• Written request
Search the material below for the word "세상에서". Copy every line that has it.

___ Exercise data ___

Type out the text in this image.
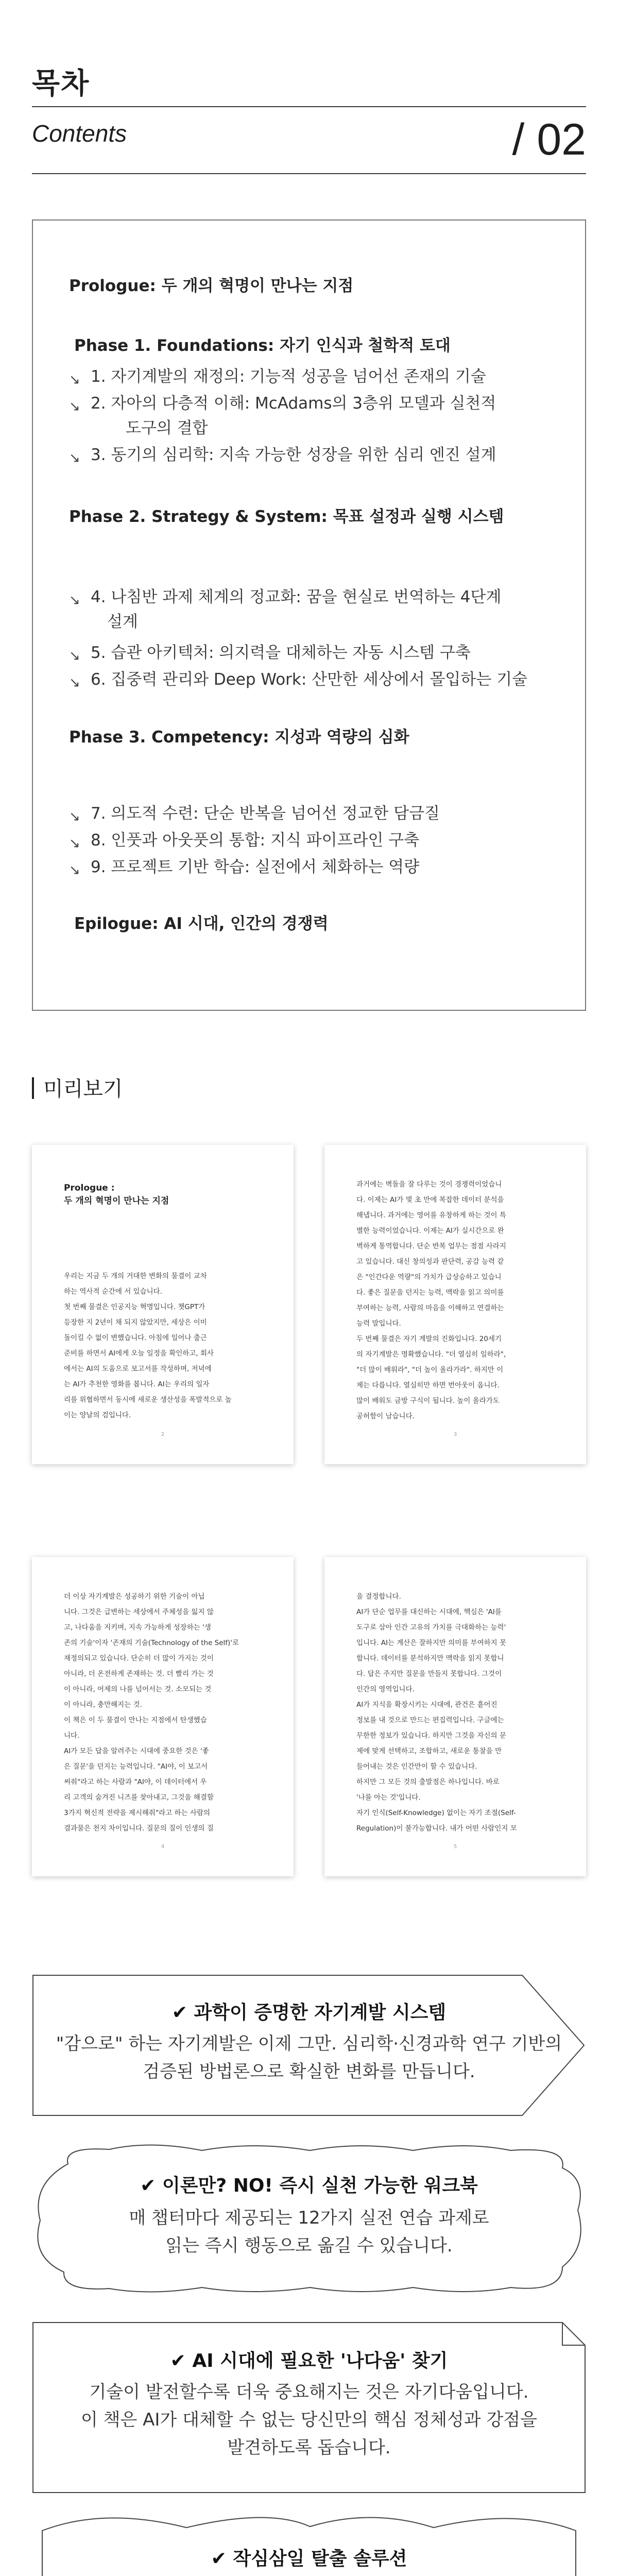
목차
Contents	/ 02
Prologue: 두 개의 혁명이 만나는 지점
Phase 1. Foundations: 자기 인식과 철학적 토대
↘ 1. 자기계발의 재정의: 기능적 성공을 넘어선 존재의 기술
↘ 2. 자아의 다층적 이해: McAdams의 3층위 모델과 실천적
도구의 결합
↘ 3. 동기의 심리학: 지속 가능한 성장을 위한 심리 엔진 설계
Phase 2. Strategy & System: 목표 설정과 실행 시스템
↘ 4. 나침반 과제 체계의 정교화: 꿈을 현실로 번역하는 4단계
설계
↘ 5. 습관 아키텍처: 의지력을 대체하는 자동 시스템 구축
↘ 6. 집중력 관리와 Deep Work: 산만한 세상에서 몰입하는 기술
Phase 3. Competency: 지성과 역량의 심화
↘ 7. 의도적 수련: 단순 반복을 넘어선 정교한 담금질
↘ 8. 인풋과 아웃풋의 통합: 지식 파이프라인 구축
↘ 9. 프로젝트 기반 학습: 실전에서 체화하는 역량
Epilogue: AI 시대, 인간의 경쟁력
미리보기
Prologue :
두 개의 혁명이 만나는 지점
우리는 지금 두 개의 거대한 변화의 물결이 교차
하는 역사적 순간에 서 있습니다.
첫 번째 물결은 인공지능 혁명입니다. 챗GPT가
등장한 지 2년이 채 되지 않았지만, 세상은 이미
돌이킬 수 없이 변했습니다. 아침에 일어나 출근
준비를 하면서 AI에게 오늘 일정을 확인하고, 회사
에서는 AI의 도움으로 보고서를 작성하며, 저녁에
는 AI가 추천한 영화를 봅니다. AI는 우리의 일자
리를 위협하면서 동시에 새로운 생산성을 폭발적으로 높
이는 양날의 검입니다.
2
과거에는 벽돌을 잘 다루는 것이 경쟁력이었습니
다. 이제는 AI가 몇 초 만에 복잡한 데이터 분석을
해냅니다. 과거에는 영어를 유창하게 하는 것이 특
별한 능력이었습니다. 이제는 AI가 실시간으로 완
벽하게 통역합니다. 단순 반복 업무는 점점 사라지
고 있습니다. 대신 창의성과 판단력, 공감 능력 같
은 "인간다운 역량"의 가치가 급상승하고 있습니
다. 좋은 질문을 던지는 능력, 맥락을 읽고 의미를
부여하는 능력, 사람의 마음을 이해하고 연결하는
능력 말입니다.
두 번째 물결은 자기 계발의 진화입니다. 20세기
의 자기계발은 명확했습니다. "더 열심히 일하라",
"더 많이 배워라", "더 높이 올라가라". 하지만 이
제는 다릅니다. 열심히만 하면 번아웃이 옵니다.
많이 배워도 금방 구식이 됩니다. 높이 올라가도
공허함이 남습니다.
3
더 이상 자기계발은 성공하기 위한 기술이 아닙
니다. 그것은 급변하는 세상에서 주체성을 잃지 않
고, 나다움을 지키며, 지속 가능하게 성장하는 '생
존의 기술'이자 '존재의 기술(Technology of the Self)'로
재정의되고 있습니다. 단순히 더 많이 가지는 것이
아니라, 더 온전하게 존재하는 것. 더 빨리 가는 것
이 아니라, 어제의 나를 넘어서는 것. 소모되는 것
이 아니라, 충만해지는 것.
이 책은 이 두 물결이 만나는 지점에서 탄생했습
니다.
AI가 모든 답을 알려주는 시대에 중요한 것은 '좋
은 질문'을 던지는 능력입니다. "AI야, 이 보고서
써줘"라고 하는 사람과 "AI야, 이 데이터에서 우
리 고객의 숨겨진 니즈를 찾아내고, 그것을 해결할
3가지 혁신적 전략을 제시해줘"라고 하는 사람의
결과물은 천지 차이입니다. 질문의 질이 인생의 질
4
을 결정합니다.
AI가 단순 업무를 대신하는 시대에, 핵심은 'AI를
도구로 삼아 인간 고유의 가치를 극대화하는 능력'
입니다. AI는 계산은 잘하지만 의미를 부여하지 못
합니다. 데이터를 분석하지만 맥락을 읽지 못합니
다. 답은 주지만 질문을 만들지 못합니다. 그것이
인간의 영역입니다.
AI가 지식을 확장시키는 시대에, 관건은 흩어진
정보를 내 것으로 만드는 편집력입니다. 구글에는
무한한 정보가 있습니다. 하지만 그것을 자신의 문
제에 맞게 선택하고, 조합하고, 새로운 통찰을 만
들어내는 것은 인간만이 할 수 있습니다.
하지만 그 모든 것의 출발점은 하나입니다. 바로
'나를 아는 것'입니다.
자기 인식(Self-Knowledge) 없이는 자기 조절(Self-
Regulation)이 불가능합니다. 내가 어떤 사람인지 모
5
✔ 과학이 증명한 자기계발 시스템
"감으로" 하는 자기계발은 이제 그만. 심리학·신경과학 연구 기반의
검증된 방법론으로 확실한 변화를 만듭니다.
✔ 이론만? NO! 즉시 실천 가능한 워크북
매 챕터마다 제공되는 12가지 실전 연습 과제로
읽는 즉시 행동으로 옮길 수 있습니다.
✔ AI 시대에 필요한 '나다움' 찾기
기술이 발전할수록 더욱 중요해지는 것은 자기다움입니다.
이 책은 AI가 대체할 수 없는 당신만의 핵심 정체성과 강점을
발견하도록 돕습니다.
✔ 작심삼일 탈출 솔루션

___

• The solution
↘ 6. 집중력 관리와 Deep Work: 산만한 세상에서 몰입하는 기술
니다. 그것은 급변하는 세상에서 주체성을 잃지 않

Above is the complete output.